__EXERCISE DETAILS__
Locate each line containing the string "Number" and copy it out.

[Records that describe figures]
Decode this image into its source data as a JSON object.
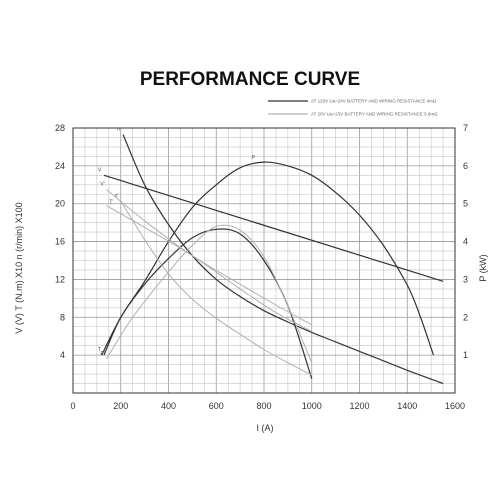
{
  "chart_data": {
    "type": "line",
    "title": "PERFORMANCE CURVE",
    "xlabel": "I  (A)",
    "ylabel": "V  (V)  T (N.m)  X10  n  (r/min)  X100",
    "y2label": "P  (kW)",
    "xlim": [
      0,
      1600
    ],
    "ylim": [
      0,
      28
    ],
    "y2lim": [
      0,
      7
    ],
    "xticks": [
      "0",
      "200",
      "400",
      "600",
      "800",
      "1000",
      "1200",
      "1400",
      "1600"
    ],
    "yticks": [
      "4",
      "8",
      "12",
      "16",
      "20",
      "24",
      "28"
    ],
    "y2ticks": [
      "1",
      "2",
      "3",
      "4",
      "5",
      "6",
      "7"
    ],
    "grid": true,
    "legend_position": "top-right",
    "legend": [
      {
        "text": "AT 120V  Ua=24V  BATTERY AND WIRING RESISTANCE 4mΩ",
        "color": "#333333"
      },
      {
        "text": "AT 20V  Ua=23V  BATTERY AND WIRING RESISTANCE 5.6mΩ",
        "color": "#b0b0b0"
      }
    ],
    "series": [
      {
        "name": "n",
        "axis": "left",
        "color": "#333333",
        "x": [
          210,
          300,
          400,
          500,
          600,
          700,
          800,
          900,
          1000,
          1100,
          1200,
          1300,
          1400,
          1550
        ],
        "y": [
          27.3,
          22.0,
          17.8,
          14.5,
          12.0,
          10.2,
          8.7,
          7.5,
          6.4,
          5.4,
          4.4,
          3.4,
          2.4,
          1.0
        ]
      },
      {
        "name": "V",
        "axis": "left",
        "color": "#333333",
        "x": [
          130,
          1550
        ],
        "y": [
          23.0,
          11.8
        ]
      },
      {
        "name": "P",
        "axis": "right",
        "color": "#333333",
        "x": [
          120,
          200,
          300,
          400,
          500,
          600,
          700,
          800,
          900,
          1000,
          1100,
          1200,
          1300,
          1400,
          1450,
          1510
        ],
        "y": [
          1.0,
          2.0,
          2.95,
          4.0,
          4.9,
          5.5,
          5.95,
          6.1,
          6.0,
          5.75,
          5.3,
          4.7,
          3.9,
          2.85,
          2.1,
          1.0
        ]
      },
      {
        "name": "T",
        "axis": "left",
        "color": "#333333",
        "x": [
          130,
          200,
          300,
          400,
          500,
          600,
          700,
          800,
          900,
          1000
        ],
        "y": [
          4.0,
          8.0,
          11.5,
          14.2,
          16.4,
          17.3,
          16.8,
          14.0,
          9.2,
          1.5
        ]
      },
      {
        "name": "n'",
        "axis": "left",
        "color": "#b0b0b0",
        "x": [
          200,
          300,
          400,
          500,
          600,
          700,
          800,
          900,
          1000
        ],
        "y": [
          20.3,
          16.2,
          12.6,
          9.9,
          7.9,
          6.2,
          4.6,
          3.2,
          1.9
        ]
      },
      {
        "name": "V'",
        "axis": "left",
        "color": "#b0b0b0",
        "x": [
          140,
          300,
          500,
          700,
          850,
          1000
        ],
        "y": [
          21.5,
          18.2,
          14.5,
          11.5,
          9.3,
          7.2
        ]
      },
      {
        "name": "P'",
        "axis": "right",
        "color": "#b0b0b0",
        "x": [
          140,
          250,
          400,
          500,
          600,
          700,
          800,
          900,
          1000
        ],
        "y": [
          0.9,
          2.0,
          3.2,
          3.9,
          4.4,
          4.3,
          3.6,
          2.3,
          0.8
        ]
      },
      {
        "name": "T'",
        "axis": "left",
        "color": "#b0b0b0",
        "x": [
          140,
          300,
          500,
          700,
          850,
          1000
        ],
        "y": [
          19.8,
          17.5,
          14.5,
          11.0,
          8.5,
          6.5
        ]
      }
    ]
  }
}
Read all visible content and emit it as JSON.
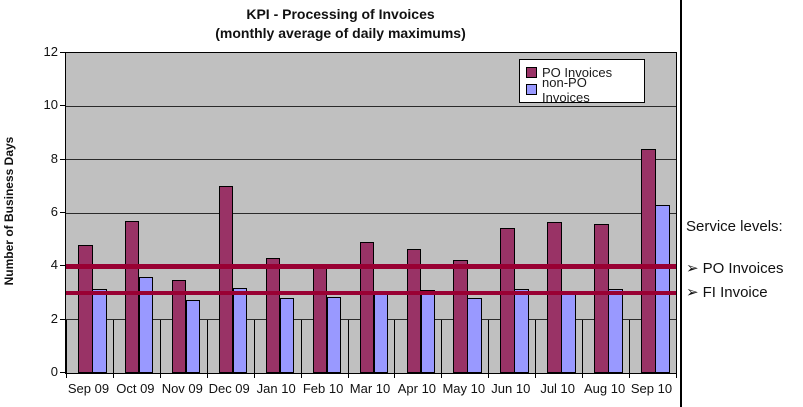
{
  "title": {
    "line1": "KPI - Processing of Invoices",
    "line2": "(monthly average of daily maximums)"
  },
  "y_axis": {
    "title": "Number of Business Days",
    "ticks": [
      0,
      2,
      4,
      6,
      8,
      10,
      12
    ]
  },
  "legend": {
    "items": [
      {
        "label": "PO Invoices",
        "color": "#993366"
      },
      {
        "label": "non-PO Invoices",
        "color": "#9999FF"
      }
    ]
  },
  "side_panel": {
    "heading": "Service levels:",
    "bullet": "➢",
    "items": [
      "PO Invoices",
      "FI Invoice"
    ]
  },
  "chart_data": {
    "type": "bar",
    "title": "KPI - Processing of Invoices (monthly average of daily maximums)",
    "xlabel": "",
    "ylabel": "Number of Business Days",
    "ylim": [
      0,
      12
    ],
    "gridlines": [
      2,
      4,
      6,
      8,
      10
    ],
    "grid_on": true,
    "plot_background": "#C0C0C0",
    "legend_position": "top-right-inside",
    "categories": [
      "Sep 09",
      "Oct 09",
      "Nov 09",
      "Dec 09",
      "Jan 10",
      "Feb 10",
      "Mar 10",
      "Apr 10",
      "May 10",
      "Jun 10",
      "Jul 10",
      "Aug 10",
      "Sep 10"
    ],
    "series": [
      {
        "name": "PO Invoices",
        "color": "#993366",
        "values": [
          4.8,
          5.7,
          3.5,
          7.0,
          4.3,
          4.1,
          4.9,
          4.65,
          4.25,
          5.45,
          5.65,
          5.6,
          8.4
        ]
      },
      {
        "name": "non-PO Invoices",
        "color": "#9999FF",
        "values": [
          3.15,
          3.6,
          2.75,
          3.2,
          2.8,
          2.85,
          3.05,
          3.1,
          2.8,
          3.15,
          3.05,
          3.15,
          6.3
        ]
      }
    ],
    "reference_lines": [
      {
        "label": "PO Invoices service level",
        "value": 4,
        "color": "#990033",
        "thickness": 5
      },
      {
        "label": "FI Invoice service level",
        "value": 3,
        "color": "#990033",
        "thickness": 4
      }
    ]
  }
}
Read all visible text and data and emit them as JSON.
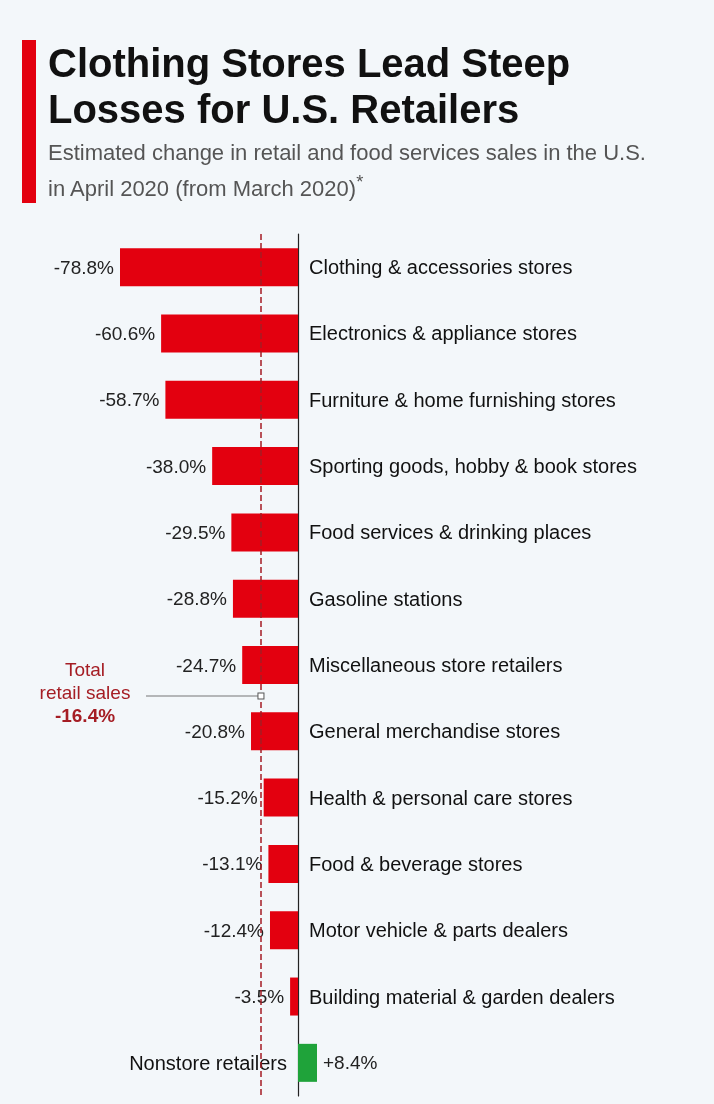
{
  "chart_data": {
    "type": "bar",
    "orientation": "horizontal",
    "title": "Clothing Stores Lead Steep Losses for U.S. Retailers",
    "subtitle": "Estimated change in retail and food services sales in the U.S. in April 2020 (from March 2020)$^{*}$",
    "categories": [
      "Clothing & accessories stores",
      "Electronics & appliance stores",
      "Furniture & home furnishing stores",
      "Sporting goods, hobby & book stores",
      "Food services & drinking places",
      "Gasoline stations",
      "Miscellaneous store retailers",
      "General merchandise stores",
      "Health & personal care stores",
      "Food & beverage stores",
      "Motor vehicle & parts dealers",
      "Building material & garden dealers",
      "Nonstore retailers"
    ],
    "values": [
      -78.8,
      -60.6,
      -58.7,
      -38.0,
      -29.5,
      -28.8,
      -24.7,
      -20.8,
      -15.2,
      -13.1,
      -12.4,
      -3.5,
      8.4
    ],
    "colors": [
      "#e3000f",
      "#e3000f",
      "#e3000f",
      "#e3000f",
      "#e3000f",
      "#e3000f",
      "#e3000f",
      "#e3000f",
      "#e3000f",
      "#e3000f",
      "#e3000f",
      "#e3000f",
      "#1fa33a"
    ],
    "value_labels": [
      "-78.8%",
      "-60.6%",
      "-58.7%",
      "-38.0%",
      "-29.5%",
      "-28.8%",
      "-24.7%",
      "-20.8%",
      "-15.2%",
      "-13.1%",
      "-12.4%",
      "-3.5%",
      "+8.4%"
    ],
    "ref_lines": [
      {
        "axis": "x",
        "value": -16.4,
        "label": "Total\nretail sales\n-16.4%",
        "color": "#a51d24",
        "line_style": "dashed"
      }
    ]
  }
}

__WRITTEN SOLUTION__
    "title": "Number of Business Days",
    "ylabel": "Number of Business Days",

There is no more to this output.